# Exercise:
Select all lines in the records that include "Power".

# The records:
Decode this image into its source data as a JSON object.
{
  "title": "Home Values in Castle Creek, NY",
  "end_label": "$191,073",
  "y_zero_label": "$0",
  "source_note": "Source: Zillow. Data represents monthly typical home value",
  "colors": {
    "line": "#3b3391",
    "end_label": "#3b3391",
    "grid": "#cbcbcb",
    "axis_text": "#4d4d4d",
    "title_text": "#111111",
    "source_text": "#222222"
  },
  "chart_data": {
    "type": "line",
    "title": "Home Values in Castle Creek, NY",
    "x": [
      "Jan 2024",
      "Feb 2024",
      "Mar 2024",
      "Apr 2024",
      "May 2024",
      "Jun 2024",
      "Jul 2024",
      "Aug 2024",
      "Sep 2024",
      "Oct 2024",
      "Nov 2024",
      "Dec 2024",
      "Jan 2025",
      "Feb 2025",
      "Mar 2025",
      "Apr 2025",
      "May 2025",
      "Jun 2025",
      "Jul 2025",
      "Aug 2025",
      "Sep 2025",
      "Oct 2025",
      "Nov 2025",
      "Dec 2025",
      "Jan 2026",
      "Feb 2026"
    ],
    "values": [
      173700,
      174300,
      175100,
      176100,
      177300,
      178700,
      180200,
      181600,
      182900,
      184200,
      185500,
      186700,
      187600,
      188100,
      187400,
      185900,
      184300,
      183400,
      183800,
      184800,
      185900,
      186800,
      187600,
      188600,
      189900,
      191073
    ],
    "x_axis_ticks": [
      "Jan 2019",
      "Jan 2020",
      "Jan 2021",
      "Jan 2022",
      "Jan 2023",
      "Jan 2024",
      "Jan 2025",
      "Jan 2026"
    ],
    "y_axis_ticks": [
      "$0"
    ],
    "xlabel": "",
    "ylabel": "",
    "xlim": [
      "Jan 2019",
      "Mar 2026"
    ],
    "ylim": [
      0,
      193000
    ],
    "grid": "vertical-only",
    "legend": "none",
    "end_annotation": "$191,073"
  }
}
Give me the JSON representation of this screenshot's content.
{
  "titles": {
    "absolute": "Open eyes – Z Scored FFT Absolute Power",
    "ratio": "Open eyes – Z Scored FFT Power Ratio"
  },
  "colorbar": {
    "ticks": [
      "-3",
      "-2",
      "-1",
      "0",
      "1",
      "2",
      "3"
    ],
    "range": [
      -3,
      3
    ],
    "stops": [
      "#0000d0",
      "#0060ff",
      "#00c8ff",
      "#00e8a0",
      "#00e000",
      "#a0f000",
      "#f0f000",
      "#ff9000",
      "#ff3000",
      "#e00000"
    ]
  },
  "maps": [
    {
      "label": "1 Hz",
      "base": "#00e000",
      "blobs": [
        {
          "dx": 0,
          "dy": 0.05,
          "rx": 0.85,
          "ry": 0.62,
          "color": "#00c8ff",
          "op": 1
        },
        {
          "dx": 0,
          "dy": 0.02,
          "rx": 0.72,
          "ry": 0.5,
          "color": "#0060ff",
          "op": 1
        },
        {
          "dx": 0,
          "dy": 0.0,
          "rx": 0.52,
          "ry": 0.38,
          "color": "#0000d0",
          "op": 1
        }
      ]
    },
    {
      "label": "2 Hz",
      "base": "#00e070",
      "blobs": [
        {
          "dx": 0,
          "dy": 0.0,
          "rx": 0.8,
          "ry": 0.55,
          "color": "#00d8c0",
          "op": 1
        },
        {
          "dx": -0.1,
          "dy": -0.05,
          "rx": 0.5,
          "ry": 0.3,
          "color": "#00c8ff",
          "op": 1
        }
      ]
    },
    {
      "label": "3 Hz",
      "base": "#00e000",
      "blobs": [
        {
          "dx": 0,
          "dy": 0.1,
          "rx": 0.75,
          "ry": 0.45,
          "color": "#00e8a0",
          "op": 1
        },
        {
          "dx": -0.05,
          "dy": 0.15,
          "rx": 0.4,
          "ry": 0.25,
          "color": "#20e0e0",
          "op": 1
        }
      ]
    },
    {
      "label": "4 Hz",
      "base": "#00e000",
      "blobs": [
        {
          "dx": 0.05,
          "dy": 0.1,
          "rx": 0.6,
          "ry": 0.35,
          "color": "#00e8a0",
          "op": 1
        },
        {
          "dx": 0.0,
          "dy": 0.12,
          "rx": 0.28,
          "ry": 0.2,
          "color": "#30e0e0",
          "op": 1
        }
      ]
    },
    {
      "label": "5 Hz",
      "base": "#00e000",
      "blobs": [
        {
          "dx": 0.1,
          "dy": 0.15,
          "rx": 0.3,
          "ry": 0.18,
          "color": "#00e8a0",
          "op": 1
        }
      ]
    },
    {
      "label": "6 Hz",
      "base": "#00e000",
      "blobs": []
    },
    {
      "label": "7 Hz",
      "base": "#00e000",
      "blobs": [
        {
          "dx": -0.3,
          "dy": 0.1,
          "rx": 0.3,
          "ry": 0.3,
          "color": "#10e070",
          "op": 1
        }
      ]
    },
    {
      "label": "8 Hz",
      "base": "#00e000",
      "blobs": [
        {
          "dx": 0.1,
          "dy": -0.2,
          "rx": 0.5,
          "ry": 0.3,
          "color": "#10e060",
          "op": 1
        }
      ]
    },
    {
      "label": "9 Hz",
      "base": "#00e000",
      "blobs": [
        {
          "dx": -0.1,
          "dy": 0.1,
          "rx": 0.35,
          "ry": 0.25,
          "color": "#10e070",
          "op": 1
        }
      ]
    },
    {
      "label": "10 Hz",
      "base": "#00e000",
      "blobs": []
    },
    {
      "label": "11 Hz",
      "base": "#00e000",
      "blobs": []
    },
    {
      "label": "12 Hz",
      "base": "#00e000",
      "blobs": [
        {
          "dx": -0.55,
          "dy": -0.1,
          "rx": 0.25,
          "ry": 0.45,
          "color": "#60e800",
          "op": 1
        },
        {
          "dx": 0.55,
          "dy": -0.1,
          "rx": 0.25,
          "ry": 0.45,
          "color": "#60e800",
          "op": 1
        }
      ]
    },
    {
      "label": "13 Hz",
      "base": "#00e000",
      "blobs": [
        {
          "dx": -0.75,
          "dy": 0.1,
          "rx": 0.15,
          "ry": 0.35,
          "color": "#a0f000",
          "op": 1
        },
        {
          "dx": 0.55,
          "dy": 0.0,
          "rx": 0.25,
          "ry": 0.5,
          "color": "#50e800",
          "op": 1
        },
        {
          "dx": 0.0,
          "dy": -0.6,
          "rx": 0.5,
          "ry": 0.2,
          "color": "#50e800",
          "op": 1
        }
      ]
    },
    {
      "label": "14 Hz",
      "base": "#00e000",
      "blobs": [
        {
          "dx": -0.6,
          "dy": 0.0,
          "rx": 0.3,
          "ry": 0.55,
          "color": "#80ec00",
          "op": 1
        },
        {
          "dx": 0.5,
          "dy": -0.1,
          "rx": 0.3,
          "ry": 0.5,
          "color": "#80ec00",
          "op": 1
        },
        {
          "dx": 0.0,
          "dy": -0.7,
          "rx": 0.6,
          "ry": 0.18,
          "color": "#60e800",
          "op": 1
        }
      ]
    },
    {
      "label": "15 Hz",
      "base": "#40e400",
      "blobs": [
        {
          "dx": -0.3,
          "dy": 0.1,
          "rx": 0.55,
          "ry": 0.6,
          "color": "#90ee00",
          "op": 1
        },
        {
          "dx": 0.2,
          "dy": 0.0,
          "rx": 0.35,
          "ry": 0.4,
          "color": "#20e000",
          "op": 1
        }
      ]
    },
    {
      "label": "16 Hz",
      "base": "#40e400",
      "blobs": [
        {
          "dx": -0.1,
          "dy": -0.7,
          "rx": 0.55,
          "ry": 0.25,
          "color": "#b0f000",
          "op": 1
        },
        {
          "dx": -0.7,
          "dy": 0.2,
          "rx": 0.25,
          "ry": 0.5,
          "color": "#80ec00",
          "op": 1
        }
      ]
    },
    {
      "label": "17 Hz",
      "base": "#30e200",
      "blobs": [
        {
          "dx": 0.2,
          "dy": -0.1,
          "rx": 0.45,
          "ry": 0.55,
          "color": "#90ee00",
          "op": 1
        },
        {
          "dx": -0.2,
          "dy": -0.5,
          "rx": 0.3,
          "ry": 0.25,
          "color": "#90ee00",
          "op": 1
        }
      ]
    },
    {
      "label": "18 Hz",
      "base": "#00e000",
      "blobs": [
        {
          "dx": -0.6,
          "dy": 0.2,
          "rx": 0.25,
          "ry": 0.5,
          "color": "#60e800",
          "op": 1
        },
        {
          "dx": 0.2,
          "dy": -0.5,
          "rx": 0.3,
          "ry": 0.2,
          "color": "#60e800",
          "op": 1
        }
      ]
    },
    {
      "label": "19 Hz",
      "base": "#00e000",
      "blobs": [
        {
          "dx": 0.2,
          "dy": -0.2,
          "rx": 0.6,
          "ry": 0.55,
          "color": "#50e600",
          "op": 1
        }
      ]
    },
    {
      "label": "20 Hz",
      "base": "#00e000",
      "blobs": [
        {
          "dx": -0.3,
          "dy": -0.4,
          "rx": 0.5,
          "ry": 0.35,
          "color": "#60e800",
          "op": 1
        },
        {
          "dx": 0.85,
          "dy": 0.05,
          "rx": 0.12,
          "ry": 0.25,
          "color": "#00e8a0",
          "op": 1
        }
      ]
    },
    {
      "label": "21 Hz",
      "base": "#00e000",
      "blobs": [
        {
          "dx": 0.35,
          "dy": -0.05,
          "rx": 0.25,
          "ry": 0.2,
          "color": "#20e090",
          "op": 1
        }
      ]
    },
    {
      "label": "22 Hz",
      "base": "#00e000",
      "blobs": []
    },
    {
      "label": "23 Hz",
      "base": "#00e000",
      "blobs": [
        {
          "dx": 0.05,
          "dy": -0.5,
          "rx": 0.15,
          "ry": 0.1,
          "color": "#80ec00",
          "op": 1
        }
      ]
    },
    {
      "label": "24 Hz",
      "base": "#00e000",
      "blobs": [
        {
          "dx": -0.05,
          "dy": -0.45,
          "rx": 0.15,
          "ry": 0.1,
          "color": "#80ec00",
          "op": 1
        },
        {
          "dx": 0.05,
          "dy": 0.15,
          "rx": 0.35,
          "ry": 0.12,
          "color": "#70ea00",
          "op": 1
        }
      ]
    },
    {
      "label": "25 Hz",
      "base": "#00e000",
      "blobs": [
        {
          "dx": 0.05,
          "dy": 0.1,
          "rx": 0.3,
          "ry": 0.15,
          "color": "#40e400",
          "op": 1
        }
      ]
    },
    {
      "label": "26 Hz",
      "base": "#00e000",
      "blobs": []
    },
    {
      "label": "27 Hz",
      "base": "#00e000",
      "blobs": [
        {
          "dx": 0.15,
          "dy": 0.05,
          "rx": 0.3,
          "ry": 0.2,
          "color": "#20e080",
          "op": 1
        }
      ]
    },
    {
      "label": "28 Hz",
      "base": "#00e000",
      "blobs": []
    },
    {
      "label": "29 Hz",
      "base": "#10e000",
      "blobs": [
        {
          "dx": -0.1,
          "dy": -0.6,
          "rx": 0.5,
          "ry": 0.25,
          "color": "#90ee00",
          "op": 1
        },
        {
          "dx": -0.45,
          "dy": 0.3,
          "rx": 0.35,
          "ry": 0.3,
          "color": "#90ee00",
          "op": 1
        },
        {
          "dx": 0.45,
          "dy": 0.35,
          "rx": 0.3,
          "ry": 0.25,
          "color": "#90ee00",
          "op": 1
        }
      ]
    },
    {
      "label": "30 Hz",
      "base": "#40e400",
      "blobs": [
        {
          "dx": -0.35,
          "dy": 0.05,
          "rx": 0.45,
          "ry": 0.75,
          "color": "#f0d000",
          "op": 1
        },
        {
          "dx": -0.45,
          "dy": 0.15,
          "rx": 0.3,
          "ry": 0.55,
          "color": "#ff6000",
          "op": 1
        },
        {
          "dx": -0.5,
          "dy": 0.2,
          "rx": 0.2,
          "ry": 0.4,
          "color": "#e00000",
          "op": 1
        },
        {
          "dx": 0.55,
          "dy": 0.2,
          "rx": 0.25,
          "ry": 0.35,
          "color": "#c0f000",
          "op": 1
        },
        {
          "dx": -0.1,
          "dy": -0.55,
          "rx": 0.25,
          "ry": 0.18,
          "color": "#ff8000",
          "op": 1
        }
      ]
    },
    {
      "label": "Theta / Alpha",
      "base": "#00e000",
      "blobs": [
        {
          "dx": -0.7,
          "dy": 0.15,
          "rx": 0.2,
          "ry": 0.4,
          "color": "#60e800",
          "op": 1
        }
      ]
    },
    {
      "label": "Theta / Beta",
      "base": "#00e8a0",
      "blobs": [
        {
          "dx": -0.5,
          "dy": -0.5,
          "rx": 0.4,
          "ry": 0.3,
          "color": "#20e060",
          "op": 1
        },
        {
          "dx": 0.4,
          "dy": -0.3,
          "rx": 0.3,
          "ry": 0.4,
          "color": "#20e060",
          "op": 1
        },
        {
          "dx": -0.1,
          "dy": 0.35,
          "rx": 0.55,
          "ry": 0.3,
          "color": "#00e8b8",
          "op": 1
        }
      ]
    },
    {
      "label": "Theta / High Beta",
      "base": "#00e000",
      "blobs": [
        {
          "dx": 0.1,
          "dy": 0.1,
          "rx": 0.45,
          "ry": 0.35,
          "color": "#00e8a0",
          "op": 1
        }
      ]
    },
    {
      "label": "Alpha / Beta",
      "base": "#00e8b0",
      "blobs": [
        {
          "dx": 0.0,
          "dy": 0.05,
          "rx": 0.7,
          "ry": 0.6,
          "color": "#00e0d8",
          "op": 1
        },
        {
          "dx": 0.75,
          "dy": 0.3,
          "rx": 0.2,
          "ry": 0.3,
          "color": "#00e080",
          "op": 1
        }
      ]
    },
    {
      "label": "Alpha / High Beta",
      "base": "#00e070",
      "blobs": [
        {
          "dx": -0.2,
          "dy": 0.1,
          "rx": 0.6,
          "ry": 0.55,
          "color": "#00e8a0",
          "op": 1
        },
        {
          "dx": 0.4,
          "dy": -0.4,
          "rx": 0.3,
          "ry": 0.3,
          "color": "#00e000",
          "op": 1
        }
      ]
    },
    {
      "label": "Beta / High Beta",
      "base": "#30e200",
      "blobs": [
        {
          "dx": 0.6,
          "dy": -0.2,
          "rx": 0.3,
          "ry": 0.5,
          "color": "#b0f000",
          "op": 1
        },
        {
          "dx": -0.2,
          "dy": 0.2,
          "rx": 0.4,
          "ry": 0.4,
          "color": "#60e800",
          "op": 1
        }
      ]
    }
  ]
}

# Answer:
    "absolute": "Open eyes – Z Scored FFT Absolute Power",
    "ratio": "Open eyes – Z Scored FFT Power Ratio"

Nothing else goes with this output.